PROBLEM DETAILS:
Starting with the line containing "x-axis-label: Time (973, 1371, 1065, 1414)" and going on through the line containing "Itemize the components", write those lines out again with "plot-frame" replaced by "plot-border". Keep everything else the same.

Entries drawn from a collection:
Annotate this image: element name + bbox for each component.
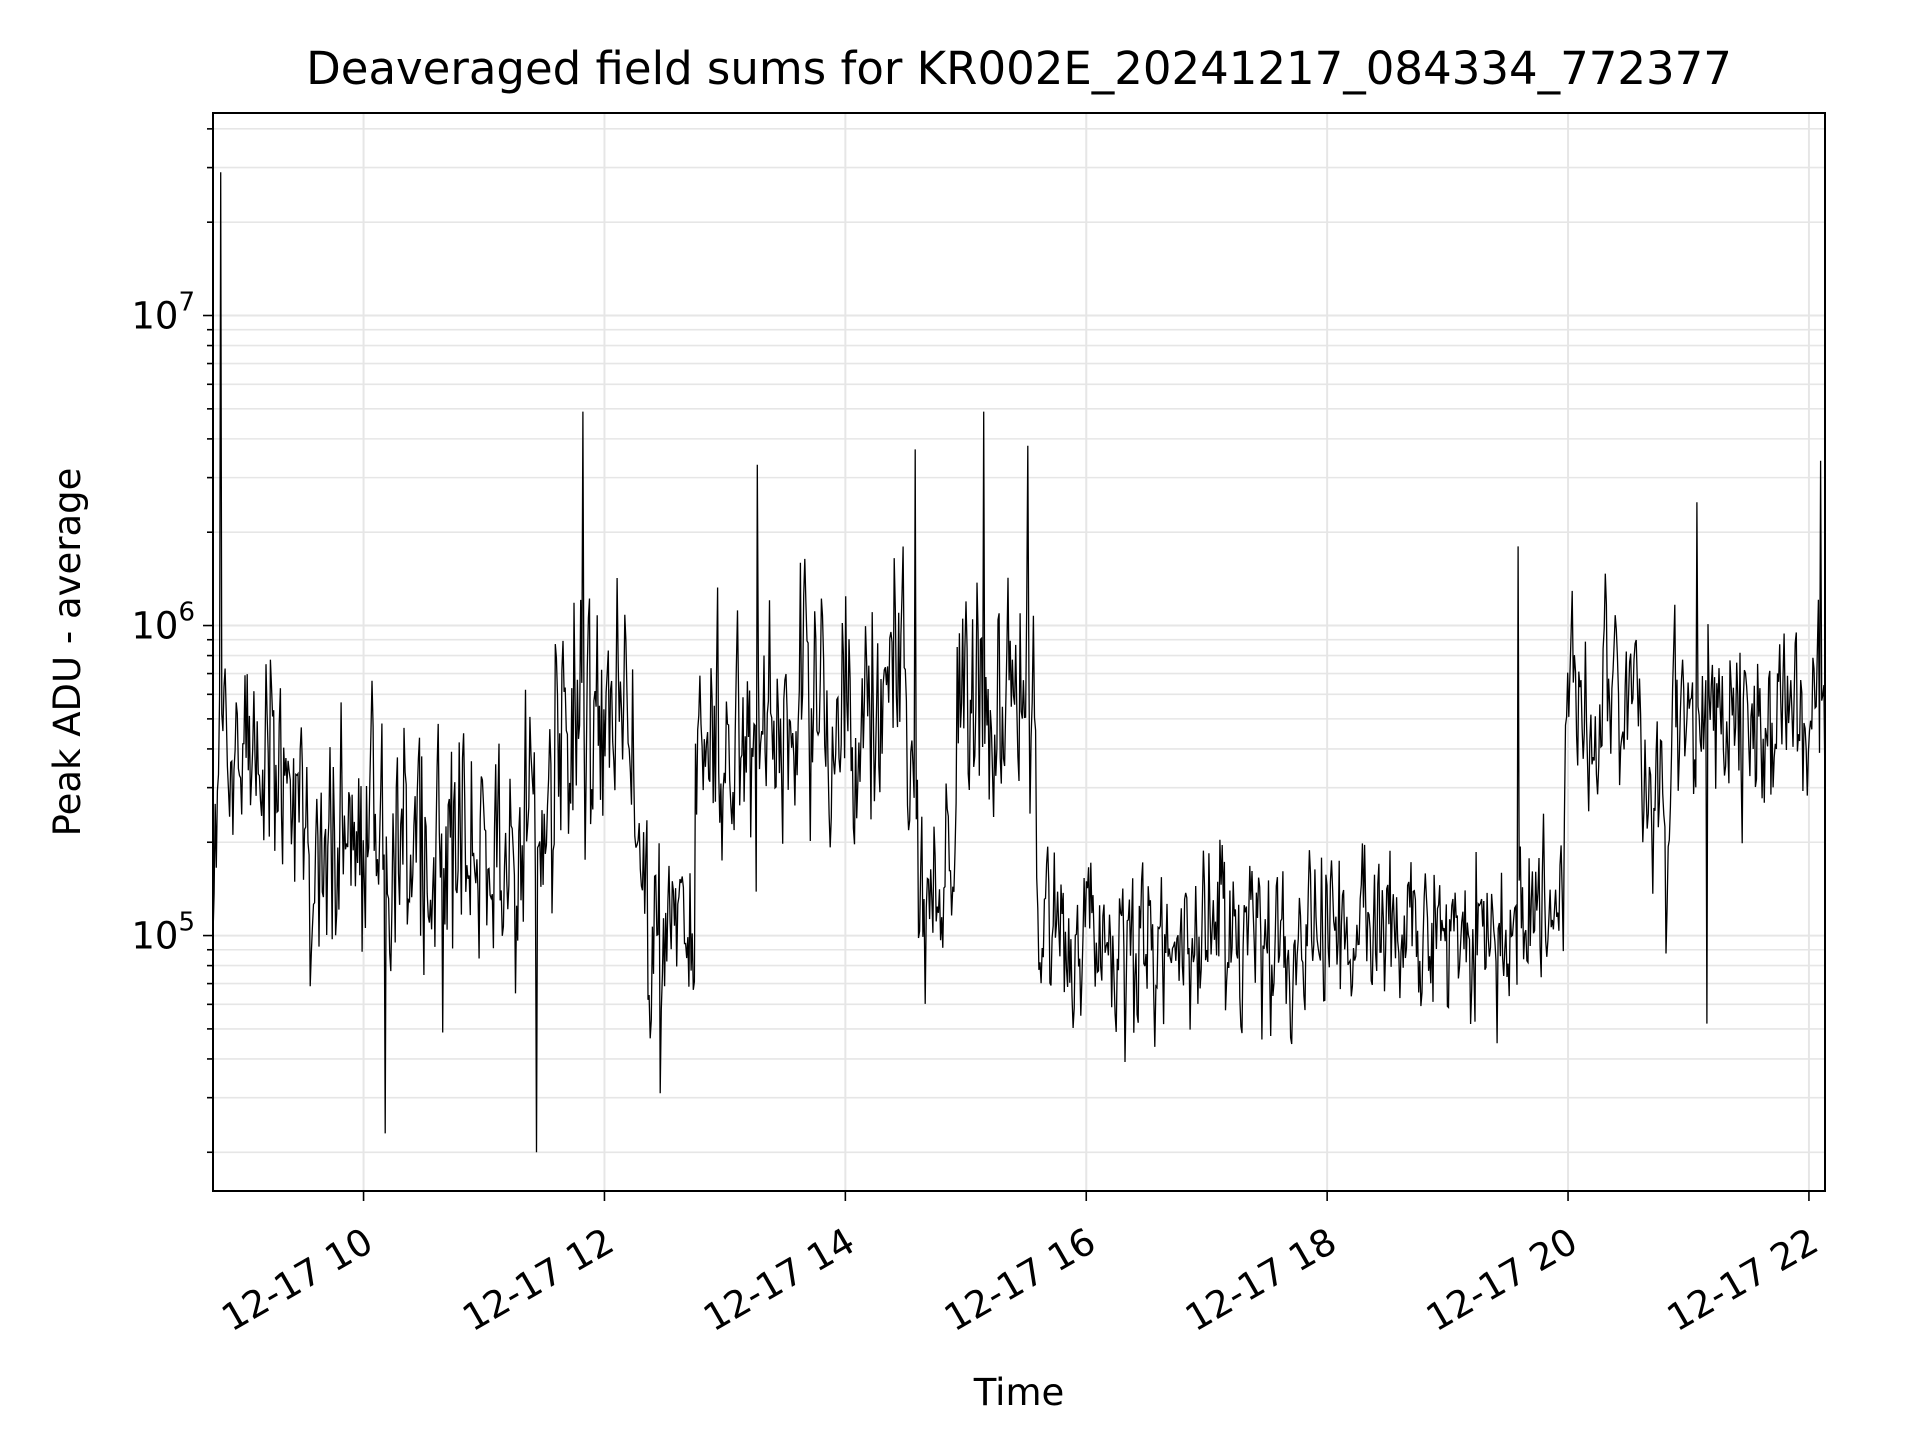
x-axis-label: Time (973, 1371, 1065, 1414)
y-tick-label: 105 (131, 908, 195, 958)
y-tick-label: 106 (131, 598, 195, 648)
chart-title: Deaveraged field sums for KR002E_2024121… (306, 42, 1732, 95)
y-axis-label: Peak ADU - average (46, 468, 89, 837)
plot-frame (212, 112, 1826, 1192)
grid (213, 113, 1825, 1191)
plot-area (213, 172, 1825, 1153)
y-tick-label: 107 (131, 288, 195, 338)
series-line (213, 172, 1825, 1153)
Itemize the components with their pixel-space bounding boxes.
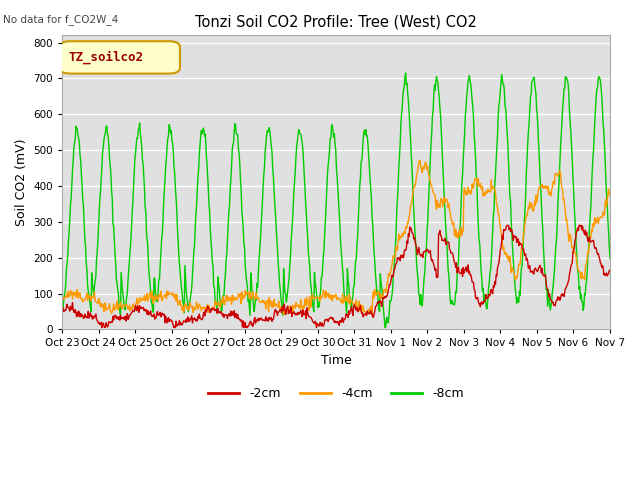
-2cm bbox=[92, 312, 100, 317]
Title: Tonzi Soil CO2 Profile: Tree (West) CO2: Tonzi Soil CO2 Profile: Tree (West) CO2 bbox=[195, 15, 477, 30]
Line: -8cm: -8cm bbox=[62, 73, 610, 327]
-8cm bbox=[402, 70, 410, 76]
-2cm bbox=[58, 309, 66, 315]
Text: TZ_soilco2: TZ_soilco2 bbox=[68, 51, 144, 64]
-8cm bbox=[381, 324, 389, 330]
-2cm bbox=[377, 300, 385, 305]
-4cm bbox=[416, 157, 424, 163]
-2cm bbox=[531, 265, 539, 271]
Text: No data for f_CO2W_4: No data for f_CO2W_4 bbox=[3, 14, 118, 25]
-4cm bbox=[392, 252, 399, 258]
-2cm bbox=[474, 299, 482, 304]
-8cm bbox=[392, 242, 399, 248]
-4cm bbox=[408, 199, 415, 205]
-4cm bbox=[377, 296, 385, 301]
-8cm bbox=[409, 178, 417, 183]
-4cm bbox=[606, 192, 614, 198]
-2cm bbox=[503, 223, 511, 228]
Line: -2cm: -2cm bbox=[62, 226, 610, 327]
Y-axis label: Soil CO2 (mV): Soil CO2 (mV) bbox=[15, 139, 28, 226]
-8cm bbox=[531, 86, 539, 92]
-4cm bbox=[281, 312, 289, 317]
-8cm bbox=[475, 237, 483, 243]
FancyBboxPatch shape bbox=[60, 41, 180, 73]
-2cm bbox=[408, 229, 415, 235]
-8cm bbox=[58, 310, 66, 315]
-8cm bbox=[92, 274, 100, 280]
-2cm bbox=[606, 267, 614, 273]
-4cm bbox=[58, 293, 66, 299]
-4cm bbox=[92, 299, 100, 304]
-8cm bbox=[606, 255, 614, 261]
-8cm bbox=[376, 271, 384, 276]
-4cm bbox=[531, 203, 539, 209]
X-axis label: Time: Time bbox=[321, 354, 351, 367]
-4cm bbox=[475, 182, 483, 188]
Legend: -2cm, -4cm, -8cm: -2cm, -4cm, -8cm bbox=[203, 383, 469, 406]
Line: -4cm: -4cm bbox=[62, 160, 610, 314]
-2cm bbox=[98, 324, 106, 330]
-2cm bbox=[392, 263, 399, 269]
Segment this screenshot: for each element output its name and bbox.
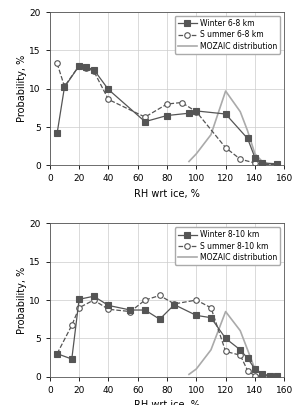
Line: Winter 6-8 km: Winter 6-8 km [54, 63, 280, 166]
S ummer 8-10 km [158, 293, 161, 298]
Winter 6-8 km [107, 87, 110, 92]
MOZAIC distribution [209, 132, 213, 137]
Line: S ummer 6-8 km: S ummer 6-8 km [54, 61, 280, 167]
MOZAIC distribution [195, 367, 198, 371]
S ummer 6-8 km [55, 61, 59, 66]
Y-axis label: Probability, %: Probability, % [16, 55, 26, 122]
Winter 8-10 km [143, 308, 147, 313]
Winter 6-8 km [143, 119, 147, 124]
Legend: Winter 8-10 km, S ummer 8-10 km, MOZAIC distribution: Winter 8-10 km, S ummer 8-10 km, MOZAIC … [175, 227, 280, 265]
Winter 8-10 km [209, 315, 213, 320]
MOZAIC distribution [239, 109, 242, 114]
Line: Winter 8-10 km: Winter 8-10 km [54, 294, 280, 379]
MOZAIC distribution [224, 89, 227, 94]
Winter 8-10 km [129, 308, 132, 313]
Winter 6-8 km [77, 63, 81, 68]
S ummer 8-10 km [55, 351, 59, 356]
MOZAIC distribution [239, 328, 242, 333]
Y-axis label: Probability, %: Probability, % [16, 266, 26, 334]
MOZAIC distribution [260, 372, 264, 377]
S ummer 6-8 km [253, 160, 257, 165]
MOZAIC distribution [246, 128, 249, 133]
S ummer 8-10 km [275, 374, 279, 379]
S ummer 6-8 km [239, 157, 242, 162]
Winter 6-8 km [275, 161, 279, 166]
S ummer 8-10 km [224, 349, 227, 354]
X-axis label: RH wrt ice, %: RH wrt ice, % [134, 189, 200, 199]
MOZAIC distribution [187, 372, 191, 377]
S ummer 6-8 km [224, 145, 227, 150]
Winter 8-10 km [92, 294, 96, 298]
Winter 6-8 km [63, 85, 66, 90]
S ummer 8-10 km [173, 301, 176, 306]
MOZAIC distribution [275, 163, 279, 168]
Winter 6-8 km [165, 113, 169, 118]
S ummer 8-10 km [129, 309, 132, 314]
S ummer 8-10 km [246, 368, 249, 373]
Winter 8-10 km [77, 297, 81, 302]
S ummer 6-8 km [77, 63, 81, 68]
S ummer 6-8 km [92, 69, 96, 74]
S ummer 8-10 km [143, 298, 147, 303]
Winter 8-10 km [275, 373, 279, 378]
Line: MOZAIC distribution: MOZAIC distribution [189, 311, 277, 377]
S ummer 8-10 km [77, 305, 81, 310]
MOZAIC distribution [195, 151, 198, 156]
Winter 6-8 km [187, 111, 191, 116]
MOZAIC distribution [187, 159, 191, 164]
Winter 8-10 km [268, 373, 271, 378]
S ummer 6-8 km [165, 102, 169, 107]
Winter 8-10 km [195, 313, 198, 318]
Winter 6-8 km [85, 65, 88, 70]
Winter 8-10 km [260, 371, 264, 376]
Winter 8-10 km [55, 351, 59, 356]
MOZAIC distribution [224, 309, 227, 314]
S ummer 8-10 km [107, 307, 110, 312]
Line: S ummer 8-10 km: S ummer 8-10 km [54, 293, 280, 379]
S ummer 6-8 km [195, 109, 198, 114]
S ummer 8-10 km [268, 373, 271, 378]
MOZAIC distribution [253, 151, 257, 156]
Winter 8-10 km [239, 347, 242, 352]
S ummer 8-10 km [70, 323, 74, 328]
MOZAIC distribution [209, 347, 213, 352]
MOZAIC distribution [260, 159, 264, 164]
S ummer 8-10 km [253, 373, 257, 378]
Winter 8-10 km [107, 303, 110, 308]
Winter 8-10 km [253, 367, 257, 371]
Winter 6-8 km [224, 111, 227, 116]
S ummer 8-10 km [209, 305, 213, 310]
Winter 6-8 km [92, 67, 96, 72]
Winter 8-10 km [158, 317, 161, 322]
MOZAIC distribution [275, 374, 279, 379]
MOZAIC distribution [253, 367, 257, 371]
S ummer 8-10 km [92, 298, 96, 303]
Line: MOZAIC distribution: MOZAIC distribution [189, 91, 277, 165]
S ummer 8-10 km [239, 353, 242, 358]
MOZAIC distribution [246, 347, 249, 352]
S ummer 6-8 km [107, 97, 110, 102]
S ummer 6-8 km [180, 100, 183, 105]
X-axis label: RH wrt ice, %: RH wrt ice, % [134, 400, 200, 405]
S ummer 6-8 km [85, 66, 88, 70]
S ummer 6-8 km [63, 84, 66, 89]
MOZAIC distribution [268, 162, 271, 167]
S ummer 6-8 km [275, 162, 279, 167]
Winter 6-8 km [195, 109, 198, 113]
Winter 6-8 km [55, 131, 59, 136]
Winter 8-10 km [173, 302, 176, 307]
Legend: Winter 6-8 km, S ummer 6-8 km, MOZAIC distribution: Winter 6-8 km, S ummer 6-8 km, MOZAIC di… [175, 16, 280, 54]
Winter 8-10 km [224, 336, 227, 341]
Winter 6-8 km [260, 160, 264, 165]
S ummer 6-8 km [260, 162, 264, 167]
S ummer 6-8 km [143, 115, 147, 119]
Winter 6-8 km [246, 136, 249, 141]
Winter 8-10 km [70, 357, 74, 362]
S ummer 8-10 km [195, 298, 198, 303]
Winter 6-8 km [253, 155, 257, 160]
Winter 8-10 km [246, 356, 249, 361]
MOZAIC distribution [268, 373, 271, 378]
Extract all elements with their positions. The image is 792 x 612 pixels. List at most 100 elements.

ANSWER TO THE EXERCISE:
x-axis-label: Time (973, 1371, 1065, 1414)
y-tick-label: 105 (131, 908, 195, 958)
y-tick-label: 106 (131, 598, 195, 648)
chart-title: Deaveraged field sums for KR002E_2024121… (306, 42, 1732, 95)
y-axis-label: Peak ADU - average (46, 468, 89, 837)
plot-border (212, 112, 1826, 1192)
grid (213, 113, 1825, 1191)
plot-area (213, 172, 1825, 1153)
y-tick-label: 107 (131, 288, 195, 338)
series-line (213, 172, 1825, 1153)
Itemize the components with their pixel-space bounding boxes.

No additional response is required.